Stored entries
::::::::::

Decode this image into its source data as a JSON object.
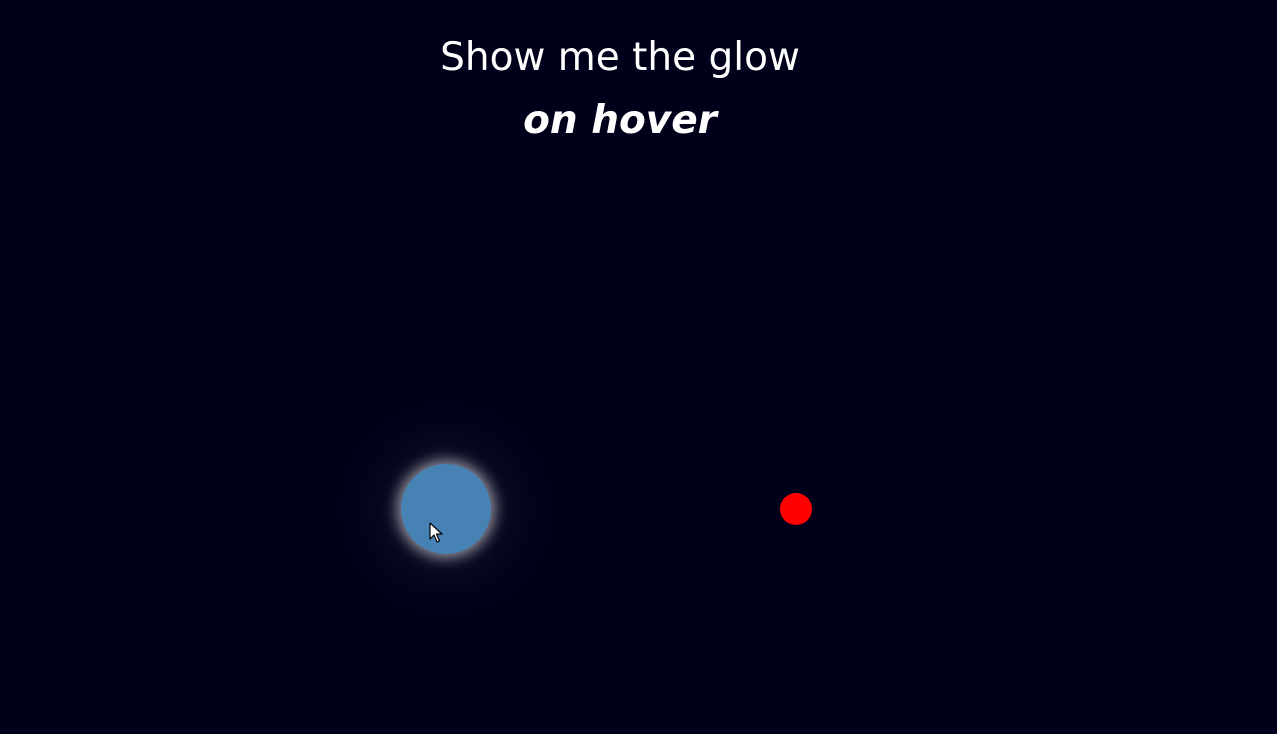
{
  "heading": {
    "main": "Show me the glow",
    "sub": "on hover"
  },
  "colors": {
    "background": "#00001a",
    "text": "#ffffff",
    "glow_circle_fill": "#4682b4",
    "glow_color": "#ffffff",
    "red_dot_fill": "#ff0000"
  },
  "elements": {
    "glow_circle": {
      "state": "hovered"
    },
    "red_dot": {
      "state": "normal"
    }
  },
  "icons": {
    "cursor": "mouse-pointer-icon"
  }
}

::::::::::

_Challenge_
All of the data needs repeating exactly, but the pictures do not.

_Solution_
Decode this image into its source data as a JSON object.
{
  "heading": {
    "main": "Show me the glow",
    "sub": "on hover"
  },
  "colors": {
    "background": "#00001a",
    "text": "#ffffff",
    "glow_circle_fill": "#4682b4",
    "glow_color": "#ffffff",
    "red_dot_fill": "#ff0000"
  },
  "elements": {
    "glow_circle": {
      "state": "hovered"
    },
    "red_dot": {
      "state": "normal"
    }
  },
  "icons": {
    "cursor": "mouse-pointer-icon"
  }
}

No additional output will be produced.